**Aim:**
Return the listing below in full, with every line exactly as it is.

Stored dataset items
▬▬▬▬▬▬▬▬▬▬

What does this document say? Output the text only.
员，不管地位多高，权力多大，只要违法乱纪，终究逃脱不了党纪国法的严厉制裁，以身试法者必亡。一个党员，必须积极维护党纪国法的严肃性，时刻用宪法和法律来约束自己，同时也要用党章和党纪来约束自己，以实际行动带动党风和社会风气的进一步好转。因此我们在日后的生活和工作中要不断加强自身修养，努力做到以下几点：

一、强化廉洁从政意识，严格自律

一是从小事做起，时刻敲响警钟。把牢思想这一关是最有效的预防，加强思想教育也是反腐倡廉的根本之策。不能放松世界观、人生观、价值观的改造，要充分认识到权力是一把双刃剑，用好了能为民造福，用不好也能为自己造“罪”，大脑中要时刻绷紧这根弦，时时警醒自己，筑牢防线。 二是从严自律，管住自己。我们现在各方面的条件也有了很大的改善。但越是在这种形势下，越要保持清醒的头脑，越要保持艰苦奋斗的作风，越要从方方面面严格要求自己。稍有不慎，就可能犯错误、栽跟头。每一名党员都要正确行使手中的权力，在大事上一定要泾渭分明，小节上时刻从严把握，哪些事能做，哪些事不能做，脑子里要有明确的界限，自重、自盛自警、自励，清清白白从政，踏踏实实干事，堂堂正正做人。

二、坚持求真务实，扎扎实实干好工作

▬▬▬▬▬▬▬▬▬▬

**Correct output:**
What does this document say? Output the text only.
员，不管地位多高，权力多大，只要违法乱纪，终究逃脱不了党纪国法的严厉制裁，以身试法者必亡。一个党员，必须积极维护党纪国法的严肃性，时刻用宪法和法律来约束自己，同时也要用党章和党纪来约束自己，以实际行动带动党风和社会风气的进一步好转。因此我们在日后的生活和工作中要不断加强自身修养，努力做到以下几点：

一、强化廉洁从政意识，严格自律

一是从小事做起，时刻敲响警钟。把牢思想这一关是最有效的预防，加强思想教育也是反腐倡廉的根本之策。不能放松世界观、人生观、价值观的改造，要充分认识到权力是一把双刃剑，用好了能为民造福，用不好也能为自己造“罪”，大脑中要时刻绷紧这根弦，时时警醒自己，筑牢防线。 二是从严自律，管住自己。我们现在各方面的条件也有了很大的改善。但越是在这种形势下，越要保持清醒的头脑，越要保持艰苦奋斗的作风，越要从方方面面严格要求自己。稍有不慎，就可能犯错误、栽跟头。每一名党员都要正确行使手中的权力，在大事上一定要泾渭分明，小节上时刻从严把握，哪些事能做，哪些事不能做，脑子里要有明确的界限，自重、自盛自警、自励，清清白白从政，踏踏实实干事，堂堂正正做人。

二、坚持求真务实，扎扎实实干好工作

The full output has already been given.